— START OF Data records —

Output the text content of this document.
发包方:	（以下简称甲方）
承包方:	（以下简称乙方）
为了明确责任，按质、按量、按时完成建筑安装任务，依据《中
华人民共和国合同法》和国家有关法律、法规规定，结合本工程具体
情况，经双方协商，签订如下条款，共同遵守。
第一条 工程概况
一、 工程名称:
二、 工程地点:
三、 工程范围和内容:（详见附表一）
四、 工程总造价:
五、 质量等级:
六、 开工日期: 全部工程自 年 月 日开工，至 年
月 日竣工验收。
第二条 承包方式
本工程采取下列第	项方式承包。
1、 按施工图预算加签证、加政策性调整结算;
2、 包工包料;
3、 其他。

— END OF Data records —

## Exercise
Reproduce the material verbatim, line by line.

## Exercise solution
Output the text content of this document.
发包方:	（以下简称甲方）
承包方:	（以下简称乙方）
为了明确责任，按质、按量、按时完成建筑安装任务，依据《中
华人民共和国合同法》和国家有关法律、法规规定，结合本工程具体
情况，经双方协商，签订如下条款，共同遵守。
第一条 工程概况
一、 工程名称:
二、 工程地点:
三、 工程范围和内容:（详见附表一）
四、 工程总造价:
五、 质量等级:
六、 开工日期: 全部工程自 年 月 日开工，至 年
月 日竣工验收。
第二条 承包方式
本工程采取下列第	项方式承包。
1、 按施工图预算加签证、加政策性调整结算;
2、 包工包料;
3、 其他。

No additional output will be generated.